* _PROBLEM TO WORK ON_:
In how many lines does the string "footer" appear? Answer with the number only.

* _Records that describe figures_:
───

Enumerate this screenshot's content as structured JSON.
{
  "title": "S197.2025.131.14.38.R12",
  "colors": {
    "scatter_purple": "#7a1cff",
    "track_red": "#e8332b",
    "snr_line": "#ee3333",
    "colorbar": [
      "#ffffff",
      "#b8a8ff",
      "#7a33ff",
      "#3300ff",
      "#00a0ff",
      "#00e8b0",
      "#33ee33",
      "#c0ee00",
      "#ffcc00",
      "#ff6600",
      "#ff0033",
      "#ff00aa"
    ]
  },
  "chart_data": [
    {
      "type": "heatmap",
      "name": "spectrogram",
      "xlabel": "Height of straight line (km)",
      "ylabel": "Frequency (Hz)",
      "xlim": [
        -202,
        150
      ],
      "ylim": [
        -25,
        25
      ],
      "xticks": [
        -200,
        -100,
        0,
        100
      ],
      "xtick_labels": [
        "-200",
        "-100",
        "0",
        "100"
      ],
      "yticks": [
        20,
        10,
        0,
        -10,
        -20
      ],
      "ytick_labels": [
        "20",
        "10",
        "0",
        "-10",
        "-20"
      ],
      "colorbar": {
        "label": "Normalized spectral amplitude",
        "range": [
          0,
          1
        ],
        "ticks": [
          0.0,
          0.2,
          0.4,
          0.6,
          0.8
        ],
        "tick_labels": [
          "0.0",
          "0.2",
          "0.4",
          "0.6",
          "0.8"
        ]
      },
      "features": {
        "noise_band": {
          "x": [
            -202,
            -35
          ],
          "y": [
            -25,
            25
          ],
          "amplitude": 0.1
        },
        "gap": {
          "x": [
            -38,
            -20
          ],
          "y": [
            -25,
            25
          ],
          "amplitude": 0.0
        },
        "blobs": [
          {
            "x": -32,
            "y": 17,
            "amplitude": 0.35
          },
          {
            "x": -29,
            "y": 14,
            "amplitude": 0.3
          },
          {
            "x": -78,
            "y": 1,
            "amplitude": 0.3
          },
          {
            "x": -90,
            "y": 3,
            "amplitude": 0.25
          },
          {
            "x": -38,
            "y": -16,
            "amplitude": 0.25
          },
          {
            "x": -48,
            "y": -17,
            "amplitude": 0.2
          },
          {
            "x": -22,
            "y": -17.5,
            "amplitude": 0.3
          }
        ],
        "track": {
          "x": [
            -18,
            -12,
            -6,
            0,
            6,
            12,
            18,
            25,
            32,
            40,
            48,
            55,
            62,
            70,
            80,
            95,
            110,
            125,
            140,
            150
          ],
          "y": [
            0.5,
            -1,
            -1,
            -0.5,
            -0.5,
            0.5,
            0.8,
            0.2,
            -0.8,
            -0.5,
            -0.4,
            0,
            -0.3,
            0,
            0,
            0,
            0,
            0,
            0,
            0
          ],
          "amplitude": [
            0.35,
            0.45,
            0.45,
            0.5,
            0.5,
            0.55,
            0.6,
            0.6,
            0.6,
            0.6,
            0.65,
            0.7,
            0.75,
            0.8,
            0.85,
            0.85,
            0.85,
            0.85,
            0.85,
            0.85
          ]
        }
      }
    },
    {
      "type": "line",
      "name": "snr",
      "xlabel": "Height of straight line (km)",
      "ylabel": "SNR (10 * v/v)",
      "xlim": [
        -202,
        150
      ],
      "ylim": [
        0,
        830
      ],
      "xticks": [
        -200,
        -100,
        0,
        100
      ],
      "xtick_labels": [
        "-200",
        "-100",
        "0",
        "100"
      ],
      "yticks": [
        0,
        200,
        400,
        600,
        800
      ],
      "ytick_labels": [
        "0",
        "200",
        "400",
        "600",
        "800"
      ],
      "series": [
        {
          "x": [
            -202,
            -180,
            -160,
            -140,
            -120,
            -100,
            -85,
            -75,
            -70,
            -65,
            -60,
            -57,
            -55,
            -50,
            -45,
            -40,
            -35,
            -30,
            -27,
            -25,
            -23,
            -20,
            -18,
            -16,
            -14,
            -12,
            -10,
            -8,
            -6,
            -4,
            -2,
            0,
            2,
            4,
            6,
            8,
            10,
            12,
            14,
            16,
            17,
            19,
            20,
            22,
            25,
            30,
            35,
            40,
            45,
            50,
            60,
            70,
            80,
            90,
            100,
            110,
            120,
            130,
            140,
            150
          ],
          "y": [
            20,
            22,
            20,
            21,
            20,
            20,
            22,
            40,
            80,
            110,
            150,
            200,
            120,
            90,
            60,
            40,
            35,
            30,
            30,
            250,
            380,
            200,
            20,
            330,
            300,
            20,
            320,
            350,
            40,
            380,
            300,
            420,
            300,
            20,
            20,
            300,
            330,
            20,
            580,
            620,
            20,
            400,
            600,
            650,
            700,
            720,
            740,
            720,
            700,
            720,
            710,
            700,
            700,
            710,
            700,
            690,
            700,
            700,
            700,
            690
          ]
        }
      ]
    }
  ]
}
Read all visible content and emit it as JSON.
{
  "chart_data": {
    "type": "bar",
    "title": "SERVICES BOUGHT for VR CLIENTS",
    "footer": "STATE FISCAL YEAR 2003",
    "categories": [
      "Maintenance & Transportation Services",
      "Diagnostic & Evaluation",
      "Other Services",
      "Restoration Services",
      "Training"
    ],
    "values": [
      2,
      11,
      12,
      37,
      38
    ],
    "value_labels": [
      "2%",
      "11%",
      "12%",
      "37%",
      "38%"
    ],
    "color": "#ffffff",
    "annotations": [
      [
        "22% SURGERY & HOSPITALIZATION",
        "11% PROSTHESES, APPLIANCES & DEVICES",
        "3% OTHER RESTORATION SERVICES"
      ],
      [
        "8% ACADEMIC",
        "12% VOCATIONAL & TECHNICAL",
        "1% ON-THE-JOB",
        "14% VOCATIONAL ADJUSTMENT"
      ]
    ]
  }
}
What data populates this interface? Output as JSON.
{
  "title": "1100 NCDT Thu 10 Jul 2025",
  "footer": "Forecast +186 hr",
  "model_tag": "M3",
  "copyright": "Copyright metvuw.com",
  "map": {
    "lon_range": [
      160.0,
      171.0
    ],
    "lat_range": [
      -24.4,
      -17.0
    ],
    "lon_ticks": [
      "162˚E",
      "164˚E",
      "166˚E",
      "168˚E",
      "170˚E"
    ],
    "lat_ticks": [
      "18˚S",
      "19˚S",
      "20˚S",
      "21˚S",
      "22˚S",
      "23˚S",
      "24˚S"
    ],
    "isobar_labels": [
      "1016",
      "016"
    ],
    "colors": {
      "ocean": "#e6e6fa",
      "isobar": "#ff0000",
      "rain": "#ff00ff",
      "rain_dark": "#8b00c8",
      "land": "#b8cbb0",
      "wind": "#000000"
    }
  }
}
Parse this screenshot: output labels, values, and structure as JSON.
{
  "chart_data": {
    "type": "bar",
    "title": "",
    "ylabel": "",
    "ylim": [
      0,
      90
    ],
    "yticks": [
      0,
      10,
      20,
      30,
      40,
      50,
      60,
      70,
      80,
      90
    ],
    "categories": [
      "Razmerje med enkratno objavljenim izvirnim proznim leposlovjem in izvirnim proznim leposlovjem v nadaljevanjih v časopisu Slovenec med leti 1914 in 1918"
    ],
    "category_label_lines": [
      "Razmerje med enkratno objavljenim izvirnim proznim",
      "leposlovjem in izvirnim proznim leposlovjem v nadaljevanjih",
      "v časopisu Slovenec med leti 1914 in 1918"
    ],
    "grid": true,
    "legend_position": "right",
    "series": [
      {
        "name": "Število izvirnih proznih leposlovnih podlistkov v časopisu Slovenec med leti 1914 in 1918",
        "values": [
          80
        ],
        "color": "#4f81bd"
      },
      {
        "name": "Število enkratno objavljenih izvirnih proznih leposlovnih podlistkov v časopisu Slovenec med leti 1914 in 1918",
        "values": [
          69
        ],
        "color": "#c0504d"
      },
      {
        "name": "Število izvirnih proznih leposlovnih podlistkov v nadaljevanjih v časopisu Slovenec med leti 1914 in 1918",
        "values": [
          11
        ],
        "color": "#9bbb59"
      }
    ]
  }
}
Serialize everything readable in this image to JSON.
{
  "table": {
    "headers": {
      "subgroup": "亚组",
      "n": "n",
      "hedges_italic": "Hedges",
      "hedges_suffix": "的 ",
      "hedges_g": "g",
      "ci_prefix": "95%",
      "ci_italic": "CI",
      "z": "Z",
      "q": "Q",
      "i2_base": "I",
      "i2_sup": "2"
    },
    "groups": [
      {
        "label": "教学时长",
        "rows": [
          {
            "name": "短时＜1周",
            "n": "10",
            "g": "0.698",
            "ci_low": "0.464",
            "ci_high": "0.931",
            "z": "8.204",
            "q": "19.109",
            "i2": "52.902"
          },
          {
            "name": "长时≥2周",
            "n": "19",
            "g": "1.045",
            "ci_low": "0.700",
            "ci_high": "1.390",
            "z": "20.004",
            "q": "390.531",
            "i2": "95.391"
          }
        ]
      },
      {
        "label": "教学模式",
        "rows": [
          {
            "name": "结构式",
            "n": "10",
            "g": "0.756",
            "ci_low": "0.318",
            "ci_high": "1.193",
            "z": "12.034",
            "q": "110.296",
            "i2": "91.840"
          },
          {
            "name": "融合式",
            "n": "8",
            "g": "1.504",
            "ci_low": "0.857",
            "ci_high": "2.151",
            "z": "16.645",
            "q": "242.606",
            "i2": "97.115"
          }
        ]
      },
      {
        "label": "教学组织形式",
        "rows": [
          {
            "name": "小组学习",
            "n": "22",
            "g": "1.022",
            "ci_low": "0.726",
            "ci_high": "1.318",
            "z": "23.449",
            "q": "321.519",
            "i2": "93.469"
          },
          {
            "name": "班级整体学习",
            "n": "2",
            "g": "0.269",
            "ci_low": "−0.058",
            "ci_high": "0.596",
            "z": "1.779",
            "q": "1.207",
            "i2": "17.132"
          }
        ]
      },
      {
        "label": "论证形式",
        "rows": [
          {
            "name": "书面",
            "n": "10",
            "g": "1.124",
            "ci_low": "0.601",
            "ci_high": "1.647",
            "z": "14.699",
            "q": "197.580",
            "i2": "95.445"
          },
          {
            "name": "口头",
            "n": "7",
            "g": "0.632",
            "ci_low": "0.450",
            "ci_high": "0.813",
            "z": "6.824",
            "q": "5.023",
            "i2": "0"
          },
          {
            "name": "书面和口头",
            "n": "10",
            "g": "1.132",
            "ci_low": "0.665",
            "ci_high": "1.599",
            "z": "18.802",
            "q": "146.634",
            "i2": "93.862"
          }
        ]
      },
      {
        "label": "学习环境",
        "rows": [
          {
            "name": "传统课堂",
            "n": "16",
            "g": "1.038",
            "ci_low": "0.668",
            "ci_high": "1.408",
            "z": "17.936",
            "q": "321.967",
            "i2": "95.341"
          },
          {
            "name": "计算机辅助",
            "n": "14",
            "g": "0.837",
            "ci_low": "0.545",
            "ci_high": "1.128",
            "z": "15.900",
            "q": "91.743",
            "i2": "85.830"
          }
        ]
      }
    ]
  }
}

───

* _RESPONSE TO THIS EXERCISE_:
2